● **ENTRIES SHOWN**:
══════════
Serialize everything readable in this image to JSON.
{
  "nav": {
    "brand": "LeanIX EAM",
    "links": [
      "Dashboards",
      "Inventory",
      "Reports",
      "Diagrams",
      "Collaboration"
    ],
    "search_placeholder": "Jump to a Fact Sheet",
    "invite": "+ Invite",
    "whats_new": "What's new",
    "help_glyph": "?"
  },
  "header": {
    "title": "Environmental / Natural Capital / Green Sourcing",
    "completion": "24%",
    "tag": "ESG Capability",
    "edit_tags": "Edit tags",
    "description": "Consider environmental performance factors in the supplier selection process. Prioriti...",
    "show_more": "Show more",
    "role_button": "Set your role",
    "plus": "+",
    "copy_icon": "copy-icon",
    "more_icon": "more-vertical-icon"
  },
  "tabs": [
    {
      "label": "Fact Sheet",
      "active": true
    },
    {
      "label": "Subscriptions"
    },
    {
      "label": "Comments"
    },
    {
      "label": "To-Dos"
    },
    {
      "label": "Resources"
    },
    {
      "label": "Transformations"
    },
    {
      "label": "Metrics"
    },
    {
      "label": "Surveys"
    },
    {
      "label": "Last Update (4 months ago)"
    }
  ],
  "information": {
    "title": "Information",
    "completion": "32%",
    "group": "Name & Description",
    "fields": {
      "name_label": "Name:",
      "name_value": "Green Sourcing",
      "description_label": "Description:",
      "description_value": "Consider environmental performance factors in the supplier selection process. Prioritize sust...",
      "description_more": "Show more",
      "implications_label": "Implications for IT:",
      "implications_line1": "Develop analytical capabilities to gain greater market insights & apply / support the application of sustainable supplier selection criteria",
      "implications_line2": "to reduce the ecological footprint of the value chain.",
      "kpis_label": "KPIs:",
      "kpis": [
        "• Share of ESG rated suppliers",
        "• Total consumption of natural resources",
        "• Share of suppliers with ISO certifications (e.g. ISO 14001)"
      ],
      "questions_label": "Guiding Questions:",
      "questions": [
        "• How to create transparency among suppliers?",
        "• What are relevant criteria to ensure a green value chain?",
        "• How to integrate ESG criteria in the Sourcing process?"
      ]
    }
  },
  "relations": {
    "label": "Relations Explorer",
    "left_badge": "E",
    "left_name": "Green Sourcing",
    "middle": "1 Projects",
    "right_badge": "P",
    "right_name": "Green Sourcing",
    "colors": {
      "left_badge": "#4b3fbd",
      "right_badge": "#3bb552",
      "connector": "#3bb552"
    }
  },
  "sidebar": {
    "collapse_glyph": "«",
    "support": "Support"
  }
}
══════════
● **WHAT YOU HAVE TO DO**: Identify the lines above that contain the word "Share", then copy them.

● **TASK OUTPUT**:
        "• Share of ESG rated suppliers",
        "• Share of suppliers with ISO certifications (e.g. ISO 14001)"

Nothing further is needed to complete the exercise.